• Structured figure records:
<<<<

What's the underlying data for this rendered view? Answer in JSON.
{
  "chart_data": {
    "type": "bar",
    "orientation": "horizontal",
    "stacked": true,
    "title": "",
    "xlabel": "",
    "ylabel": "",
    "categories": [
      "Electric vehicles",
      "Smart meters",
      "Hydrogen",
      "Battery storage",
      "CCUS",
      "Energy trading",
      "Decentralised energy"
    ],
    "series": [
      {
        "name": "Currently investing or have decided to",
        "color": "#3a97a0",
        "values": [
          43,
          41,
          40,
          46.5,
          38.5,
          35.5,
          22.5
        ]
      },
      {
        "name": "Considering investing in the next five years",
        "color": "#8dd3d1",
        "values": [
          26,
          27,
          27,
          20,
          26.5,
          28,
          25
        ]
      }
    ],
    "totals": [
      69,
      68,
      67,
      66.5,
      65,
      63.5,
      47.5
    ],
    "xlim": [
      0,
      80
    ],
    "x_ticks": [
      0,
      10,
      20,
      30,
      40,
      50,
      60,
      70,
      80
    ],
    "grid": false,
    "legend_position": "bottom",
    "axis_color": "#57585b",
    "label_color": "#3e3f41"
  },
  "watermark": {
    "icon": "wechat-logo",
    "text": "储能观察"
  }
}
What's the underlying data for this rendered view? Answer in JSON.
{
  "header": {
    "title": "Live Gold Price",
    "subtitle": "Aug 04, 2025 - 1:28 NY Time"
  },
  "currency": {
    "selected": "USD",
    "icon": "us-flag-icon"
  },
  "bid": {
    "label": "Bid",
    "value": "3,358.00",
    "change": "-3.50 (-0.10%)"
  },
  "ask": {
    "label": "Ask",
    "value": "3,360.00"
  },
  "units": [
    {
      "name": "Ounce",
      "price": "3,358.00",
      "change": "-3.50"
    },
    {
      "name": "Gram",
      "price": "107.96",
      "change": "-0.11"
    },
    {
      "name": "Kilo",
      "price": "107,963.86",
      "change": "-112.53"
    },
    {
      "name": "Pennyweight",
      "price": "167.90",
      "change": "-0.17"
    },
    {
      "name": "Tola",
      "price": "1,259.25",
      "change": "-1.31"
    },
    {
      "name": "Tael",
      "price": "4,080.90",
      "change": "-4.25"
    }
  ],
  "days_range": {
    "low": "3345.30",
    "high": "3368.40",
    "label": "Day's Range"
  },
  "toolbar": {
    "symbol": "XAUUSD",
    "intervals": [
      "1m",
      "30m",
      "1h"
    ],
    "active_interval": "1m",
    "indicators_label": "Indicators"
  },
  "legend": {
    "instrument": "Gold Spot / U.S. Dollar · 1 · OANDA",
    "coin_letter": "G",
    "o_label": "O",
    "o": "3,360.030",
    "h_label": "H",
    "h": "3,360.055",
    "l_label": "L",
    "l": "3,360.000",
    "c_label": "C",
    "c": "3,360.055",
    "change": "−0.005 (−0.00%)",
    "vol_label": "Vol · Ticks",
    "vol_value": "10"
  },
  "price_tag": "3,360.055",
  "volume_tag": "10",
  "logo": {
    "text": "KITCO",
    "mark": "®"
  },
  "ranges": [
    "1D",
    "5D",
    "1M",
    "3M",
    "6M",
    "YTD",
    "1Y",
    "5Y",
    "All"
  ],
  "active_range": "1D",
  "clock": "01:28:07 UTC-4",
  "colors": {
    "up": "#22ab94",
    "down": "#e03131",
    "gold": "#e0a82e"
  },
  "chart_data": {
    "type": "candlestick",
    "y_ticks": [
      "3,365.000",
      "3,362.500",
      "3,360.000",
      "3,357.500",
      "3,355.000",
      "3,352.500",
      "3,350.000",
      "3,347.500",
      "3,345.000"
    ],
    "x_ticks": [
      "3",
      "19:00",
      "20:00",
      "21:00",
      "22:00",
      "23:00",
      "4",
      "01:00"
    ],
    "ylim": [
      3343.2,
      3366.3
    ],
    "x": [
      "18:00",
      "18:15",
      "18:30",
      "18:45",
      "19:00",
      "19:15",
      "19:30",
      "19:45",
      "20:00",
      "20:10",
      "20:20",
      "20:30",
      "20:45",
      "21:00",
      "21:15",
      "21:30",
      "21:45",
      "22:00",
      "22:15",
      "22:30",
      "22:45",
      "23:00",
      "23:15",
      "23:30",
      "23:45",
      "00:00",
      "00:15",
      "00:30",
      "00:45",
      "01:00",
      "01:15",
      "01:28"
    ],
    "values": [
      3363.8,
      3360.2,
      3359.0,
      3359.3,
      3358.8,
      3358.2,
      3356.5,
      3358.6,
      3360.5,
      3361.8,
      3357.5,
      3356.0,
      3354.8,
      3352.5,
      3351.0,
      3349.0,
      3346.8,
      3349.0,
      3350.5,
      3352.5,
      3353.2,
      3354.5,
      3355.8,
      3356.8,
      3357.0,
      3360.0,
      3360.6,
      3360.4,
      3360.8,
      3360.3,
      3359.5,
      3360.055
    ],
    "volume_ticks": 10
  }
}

>>>>

• AIM OF THE EXERCISE:
Where a line in the material contains "change", copy that line.

• THE RESPONSE:
    "change": "-3.50 (-0.10%)"
      "change": "-3.50"
      "change": "-0.11"
      "change": "-112.53"
      "change": "-0.17"
      "change": "-1.31"
      "change": "-4.25"
    "change": "−0.005 (−0.00%)",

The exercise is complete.